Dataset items
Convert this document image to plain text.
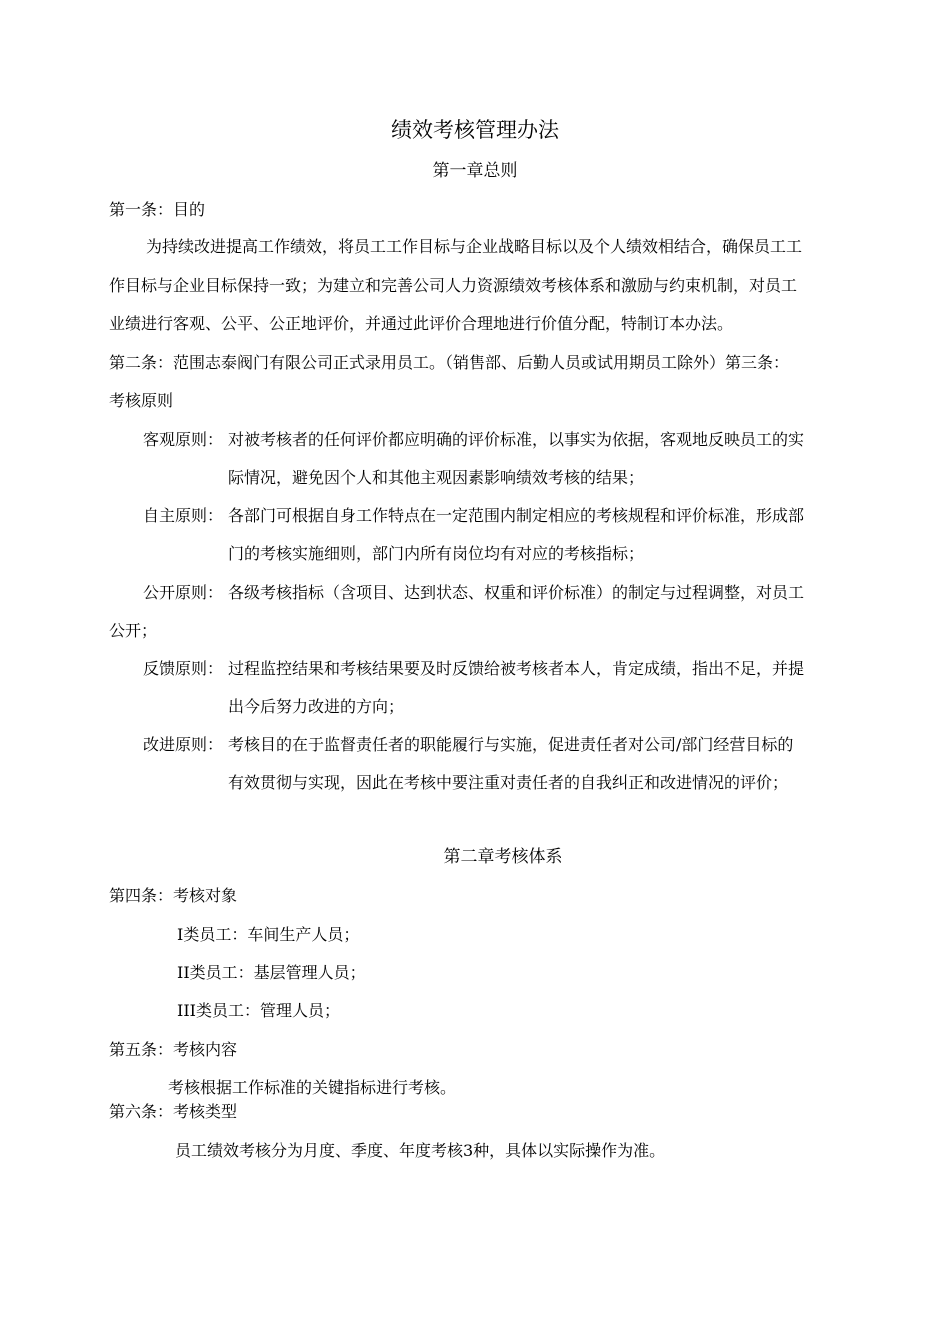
绩效考核管理办法
第一章总则
第一条：目的
为持续改进提高工作绩效，将员工工作目标与企业战略目标以及个人绩效相结合，确保员工工
作目标与企业目标保持一致；为建立和完善公司人力资源绩效考核体系和激励与约束机制，对员工
业绩进行客观、公平、公正地评价，并通过此评价合理地进行价值分配，特制订本办法。
第二条：范围志泰阀门有限公司正式录用员工。（销售部、后勤人员或试用期员工除外）第三条：
考核原则
客观原则： 对被考核者的任何评价都应明确的评价标准，以事实为依据，客观地反映员工的实
际情况，避免因个人和其他主观因素影响绩效考核的结果；
自主原则： 各部门可根据自身工作特点在一定范围内制定相应的考核规程和评价标准，形成部
门的考核实施细则，部门内所有岗位均有对应的考核指标；
公开原则： 各级考核指标（含项目、达到状态、权重和评价标准）的制定与过程调整，对员工
公开；
反馈原则： 过程监控结果和考核结果要及时反馈给被考核者本人，肯定成绩，指出不足，并提
出今后努力改进的方向；
改进原则： 考核目的在于监督责任者的职能履行与实施，促进责任者对公司/部门经营目标的
有效贯彻与实现，因此在考核中要注重对责任者的自我纠正和改进情况的评价；
第二章考核体系
第四条：考核对象
I类员工：车间生产人员；
II类员工：基层管理人员；
III类员工：管理人员；
第五条：考核内容
考核根据工作标准的关键指标进行考核。
第六条：考核类型
员工绩效考核分为月度、季度、年度考核3种，具体以实际操作为准。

Problem » Every record gets retyped exactly; no picture goes into the copy.

Output of the task »
Convert this document image to plain text.
绩效考核管理办法
第一章总则
第一条：目的
为持续改进提高工作绩效，将员工工作目标与企业战略目标以及个人绩效相结合，确保员工工
作目标与企业目标保持一致；为建立和完善公司人力资源绩效考核体系和激励与约束机制，对员工
业绩进行客观、公平、公正地评价，并通过此评价合理地进行价值分配，特制订本办法。
第二条：范围志泰阀门有限公司正式录用员工。（销售部、后勤人员或试用期员工除外）第三条：
考核原则
客观原则： 对被考核者的任何评价都应明确的评价标准，以事实为依据，客观地反映员工的实
际情况，避免因个人和其他主观因素影响绩效考核的结果；
自主原则： 各部门可根据自身工作特点在一定范围内制定相应的考核规程和评价标准，形成部
门的考核实施细则，部门内所有岗位均有对应的考核指标；
公开原则： 各级考核指标（含项目、达到状态、权重和评价标准）的制定与过程调整，对员工
公开；
反馈原则： 过程监控结果和考核结果要及时反馈给被考核者本人，肯定成绩，指出不足，并提
出今后努力改进的方向；
改进原则： 考核目的在于监督责任者的职能履行与实施，促进责任者对公司/部门经营目标的
有效贯彻与实现，因此在考核中要注重对责任者的自我纠正和改进情况的评价；
第二章考核体系
第四条：考核对象
I类员工：车间生产人员；
II类员工：基层管理人员；
III类员工：管理人员；
第五条：考核内容
考核根据工作标准的关键指标进行考核。
第六条：考核类型
员工绩效考核分为月度、季度、年度考核3种，具体以实际操作为准。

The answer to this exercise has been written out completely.